WHAT THE TASK REQUIRES:
Rewrite the records from their first line through the line containing "offer-to-time-field[interactable]: 13:00 <box>10", substituting "marker" for every "point" and leaving everything else unchanged.
--- Start of RECORD EXTRACTS ---
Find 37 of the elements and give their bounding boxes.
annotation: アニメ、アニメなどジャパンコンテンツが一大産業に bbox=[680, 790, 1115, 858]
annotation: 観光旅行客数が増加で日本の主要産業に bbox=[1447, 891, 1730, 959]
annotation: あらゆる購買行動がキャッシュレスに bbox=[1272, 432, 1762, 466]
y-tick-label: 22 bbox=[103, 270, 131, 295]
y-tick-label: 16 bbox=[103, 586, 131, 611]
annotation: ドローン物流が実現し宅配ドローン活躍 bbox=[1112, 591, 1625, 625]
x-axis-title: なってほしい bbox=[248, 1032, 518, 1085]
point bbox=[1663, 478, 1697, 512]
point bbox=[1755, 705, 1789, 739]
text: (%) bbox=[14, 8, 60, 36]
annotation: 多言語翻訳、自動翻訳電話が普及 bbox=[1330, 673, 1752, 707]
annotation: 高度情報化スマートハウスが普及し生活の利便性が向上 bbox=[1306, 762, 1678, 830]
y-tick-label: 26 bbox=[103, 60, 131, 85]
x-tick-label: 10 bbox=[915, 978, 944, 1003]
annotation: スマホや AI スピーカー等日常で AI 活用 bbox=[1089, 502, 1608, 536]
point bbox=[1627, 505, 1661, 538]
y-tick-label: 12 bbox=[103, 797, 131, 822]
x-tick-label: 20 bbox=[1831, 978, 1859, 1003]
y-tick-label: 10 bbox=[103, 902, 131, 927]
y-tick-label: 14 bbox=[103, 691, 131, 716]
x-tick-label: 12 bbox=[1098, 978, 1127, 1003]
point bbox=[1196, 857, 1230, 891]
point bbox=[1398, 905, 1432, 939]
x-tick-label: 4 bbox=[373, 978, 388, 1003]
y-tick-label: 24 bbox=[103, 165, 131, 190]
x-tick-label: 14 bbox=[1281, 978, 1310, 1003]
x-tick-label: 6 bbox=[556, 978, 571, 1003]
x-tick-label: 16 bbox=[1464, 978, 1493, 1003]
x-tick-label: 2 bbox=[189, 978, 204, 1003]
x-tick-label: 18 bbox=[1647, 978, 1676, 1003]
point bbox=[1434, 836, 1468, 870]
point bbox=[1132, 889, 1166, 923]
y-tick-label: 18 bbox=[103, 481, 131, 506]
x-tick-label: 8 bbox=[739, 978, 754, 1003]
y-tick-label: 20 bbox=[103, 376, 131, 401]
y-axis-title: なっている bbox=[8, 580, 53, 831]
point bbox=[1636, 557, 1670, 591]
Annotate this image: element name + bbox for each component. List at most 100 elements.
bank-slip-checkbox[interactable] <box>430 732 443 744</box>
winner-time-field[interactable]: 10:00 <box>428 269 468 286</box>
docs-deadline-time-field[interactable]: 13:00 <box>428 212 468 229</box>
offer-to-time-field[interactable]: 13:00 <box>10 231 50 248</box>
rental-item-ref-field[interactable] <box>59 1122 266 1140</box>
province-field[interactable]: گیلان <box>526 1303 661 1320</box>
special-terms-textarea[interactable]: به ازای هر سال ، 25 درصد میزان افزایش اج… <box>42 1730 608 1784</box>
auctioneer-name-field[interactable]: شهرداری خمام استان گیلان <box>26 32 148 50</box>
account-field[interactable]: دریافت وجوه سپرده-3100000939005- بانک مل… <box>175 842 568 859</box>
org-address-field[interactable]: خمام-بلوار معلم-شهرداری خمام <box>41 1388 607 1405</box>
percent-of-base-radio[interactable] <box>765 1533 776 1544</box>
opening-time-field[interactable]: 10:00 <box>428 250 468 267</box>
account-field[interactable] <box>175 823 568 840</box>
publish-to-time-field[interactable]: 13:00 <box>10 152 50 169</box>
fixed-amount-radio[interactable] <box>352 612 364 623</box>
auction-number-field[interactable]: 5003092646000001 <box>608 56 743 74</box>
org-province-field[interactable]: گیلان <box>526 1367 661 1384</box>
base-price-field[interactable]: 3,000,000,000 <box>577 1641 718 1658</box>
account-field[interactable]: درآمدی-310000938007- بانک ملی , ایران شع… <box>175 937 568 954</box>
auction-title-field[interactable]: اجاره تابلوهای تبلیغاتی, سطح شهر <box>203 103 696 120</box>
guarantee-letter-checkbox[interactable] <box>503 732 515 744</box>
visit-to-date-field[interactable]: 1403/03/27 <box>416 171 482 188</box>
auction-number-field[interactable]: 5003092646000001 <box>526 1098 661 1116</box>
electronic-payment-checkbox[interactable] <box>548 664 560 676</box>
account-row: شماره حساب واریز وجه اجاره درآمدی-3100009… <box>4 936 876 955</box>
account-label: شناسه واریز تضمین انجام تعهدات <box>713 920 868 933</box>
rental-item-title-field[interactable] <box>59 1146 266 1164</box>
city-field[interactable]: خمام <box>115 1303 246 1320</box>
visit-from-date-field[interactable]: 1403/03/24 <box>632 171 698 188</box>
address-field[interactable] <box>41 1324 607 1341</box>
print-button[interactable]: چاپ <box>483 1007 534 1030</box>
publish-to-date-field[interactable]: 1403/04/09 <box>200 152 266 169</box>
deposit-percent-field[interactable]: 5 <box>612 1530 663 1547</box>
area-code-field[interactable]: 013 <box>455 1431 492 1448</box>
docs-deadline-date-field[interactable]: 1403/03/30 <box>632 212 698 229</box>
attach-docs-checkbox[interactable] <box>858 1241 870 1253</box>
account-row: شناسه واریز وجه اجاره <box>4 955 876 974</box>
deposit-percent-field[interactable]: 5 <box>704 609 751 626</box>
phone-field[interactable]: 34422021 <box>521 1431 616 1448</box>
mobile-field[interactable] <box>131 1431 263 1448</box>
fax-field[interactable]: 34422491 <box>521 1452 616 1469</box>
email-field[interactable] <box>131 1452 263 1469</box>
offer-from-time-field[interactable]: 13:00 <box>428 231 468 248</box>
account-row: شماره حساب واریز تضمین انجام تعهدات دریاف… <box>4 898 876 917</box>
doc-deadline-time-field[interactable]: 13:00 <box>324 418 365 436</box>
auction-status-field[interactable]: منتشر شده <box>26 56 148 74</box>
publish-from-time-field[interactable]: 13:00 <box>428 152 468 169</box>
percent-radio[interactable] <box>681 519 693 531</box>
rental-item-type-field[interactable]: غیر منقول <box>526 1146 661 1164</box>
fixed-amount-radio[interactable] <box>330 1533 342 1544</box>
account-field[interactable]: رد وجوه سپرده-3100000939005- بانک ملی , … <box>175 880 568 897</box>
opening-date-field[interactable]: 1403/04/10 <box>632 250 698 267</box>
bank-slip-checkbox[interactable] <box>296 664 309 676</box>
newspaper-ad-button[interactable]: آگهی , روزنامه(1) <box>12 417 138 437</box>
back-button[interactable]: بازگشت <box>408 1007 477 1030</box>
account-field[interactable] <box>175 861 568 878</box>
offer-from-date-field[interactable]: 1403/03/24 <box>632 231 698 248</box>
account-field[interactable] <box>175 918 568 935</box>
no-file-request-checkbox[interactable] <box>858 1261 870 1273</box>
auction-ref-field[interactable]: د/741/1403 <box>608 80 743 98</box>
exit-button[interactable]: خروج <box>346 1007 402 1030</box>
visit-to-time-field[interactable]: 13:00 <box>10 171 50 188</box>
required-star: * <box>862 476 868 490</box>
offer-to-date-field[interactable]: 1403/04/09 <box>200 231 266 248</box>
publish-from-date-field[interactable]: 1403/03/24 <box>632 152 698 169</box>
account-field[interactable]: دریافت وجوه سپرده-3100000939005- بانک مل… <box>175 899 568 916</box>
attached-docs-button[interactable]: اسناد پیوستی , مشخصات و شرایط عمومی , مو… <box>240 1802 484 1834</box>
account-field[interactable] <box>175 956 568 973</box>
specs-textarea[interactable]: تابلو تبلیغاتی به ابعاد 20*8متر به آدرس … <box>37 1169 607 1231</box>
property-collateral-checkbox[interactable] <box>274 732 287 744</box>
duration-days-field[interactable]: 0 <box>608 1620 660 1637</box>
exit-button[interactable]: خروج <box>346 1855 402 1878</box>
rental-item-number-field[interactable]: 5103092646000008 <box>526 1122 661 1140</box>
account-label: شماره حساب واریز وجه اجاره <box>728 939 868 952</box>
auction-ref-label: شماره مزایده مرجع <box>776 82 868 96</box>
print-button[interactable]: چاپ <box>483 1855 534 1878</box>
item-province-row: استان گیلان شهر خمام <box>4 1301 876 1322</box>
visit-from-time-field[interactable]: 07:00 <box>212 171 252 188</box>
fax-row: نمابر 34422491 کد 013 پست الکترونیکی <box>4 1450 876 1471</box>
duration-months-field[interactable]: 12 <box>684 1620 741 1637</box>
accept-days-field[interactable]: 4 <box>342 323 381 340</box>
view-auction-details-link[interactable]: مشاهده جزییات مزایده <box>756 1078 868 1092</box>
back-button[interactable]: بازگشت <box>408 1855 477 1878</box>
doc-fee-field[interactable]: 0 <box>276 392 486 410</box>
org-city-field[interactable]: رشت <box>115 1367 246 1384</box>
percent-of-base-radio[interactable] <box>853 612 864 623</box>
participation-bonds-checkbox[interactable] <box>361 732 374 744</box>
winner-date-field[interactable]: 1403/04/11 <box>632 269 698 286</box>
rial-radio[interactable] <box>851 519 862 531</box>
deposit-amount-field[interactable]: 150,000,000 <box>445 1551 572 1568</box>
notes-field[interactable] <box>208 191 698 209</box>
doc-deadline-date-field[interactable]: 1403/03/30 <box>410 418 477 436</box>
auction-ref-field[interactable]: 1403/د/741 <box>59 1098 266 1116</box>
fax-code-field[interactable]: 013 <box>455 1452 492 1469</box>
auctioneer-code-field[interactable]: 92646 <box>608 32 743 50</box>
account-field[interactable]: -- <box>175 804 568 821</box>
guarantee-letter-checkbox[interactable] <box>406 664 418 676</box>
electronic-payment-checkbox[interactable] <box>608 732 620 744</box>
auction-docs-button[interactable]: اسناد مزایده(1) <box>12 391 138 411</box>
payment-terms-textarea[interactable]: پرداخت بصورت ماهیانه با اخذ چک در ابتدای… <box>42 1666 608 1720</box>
--- End of RECORD EXTRACTS ---
RESPONSE:
Find 37 of the elements and give their bounding boxes.
annotation: アニメ、アニメなどジャパンコンテンツが一大産業に bbox=[680, 790, 1115, 858]
annotation: 観光旅行客数が増加で日本の主要産業に bbox=[1447, 891, 1730, 959]
annotation: あらゆる購買行動がキャッシュレスに bbox=[1272, 432, 1762, 466]
y-tick-label: 22 bbox=[103, 270, 131, 295]
y-tick-label: 16 bbox=[103, 586, 131, 611]
annotation: ドローン物流が実現し宅配ドローン活躍 bbox=[1112, 591, 1625, 625]
x-axis-title: なってほしい bbox=[248, 1032, 518, 1085]
marker bbox=[1663, 478, 1697, 512]
marker bbox=[1755, 705, 1789, 739]
text: (%) bbox=[14, 8, 60, 36]
annotation: 多言語翻訳、自動翻訳電話が普及 bbox=[1330, 673, 1752, 707]
annotation: 高度情報化スマートハウスが普及し生活の利便性が向上 bbox=[1306, 762, 1678, 830]
y-tick-label: 26 bbox=[103, 60, 131, 85]
x-tick-label: 10 bbox=[915, 978, 944, 1003]
annotation: スマホや AI スピーカー等日常で AI 活用 bbox=[1089, 502, 1608, 536]
marker bbox=[1627, 505, 1661, 538]
y-tick-label: 12 bbox=[103, 797, 131, 822]
x-tick-label: 20 bbox=[1831, 978, 1859, 1003]
y-tick-label: 10 bbox=[103, 902, 131, 927]
y-tick-label: 14 bbox=[103, 691, 131, 716]
x-tick-label: 12 bbox=[1098, 978, 1127, 1003]
marker bbox=[1196, 857, 1230, 891]
marker bbox=[1398, 905, 1432, 939]
x-tick-label: 4 bbox=[373, 978, 388, 1003]
y-tick-label: 24 bbox=[103, 165, 131, 190]
x-tick-label: 14 bbox=[1281, 978, 1310, 1003]
x-tick-label: 6 bbox=[556, 978, 571, 1003]
x-tick-label: 16 bbox=[1464, 978, 1493, 1003]
x-tick-label: 2 bbox=[189, 978, 204, 1003]
x-tick-label: 18 bbox=[1647, 978, 1676, 1003]
marker bbox=[1434, 836, 1468, 870]
marker bbox=[1132, 889, 1166, 923]
y-tick-label: 18 bbox=[103, 481, 131, 506]
x-tick-label: 8 bbox=[739, 978, 754, 1003]
y-tick-label: 20 bbox=[103, 376, 131, 401]
y-axis-title: なっている bbox=[8, 580, 53, 831]
marker bbox=[1636, 557, 1670, 591]
Annotate this image: element name + bbox for each component. List at most 100 elements.
bank-slip-checkbox[interactable] <box>430 732 443 744</box>
winner-time-field[interactable]: 10:00 <box>428 269 468 286</box>
docs-deadline-time-field[interactable]: 13:00 <box>428 212 468 229</box>
offer-to-time-field[interactable]: 13:00 <box>10 231 50 248</box>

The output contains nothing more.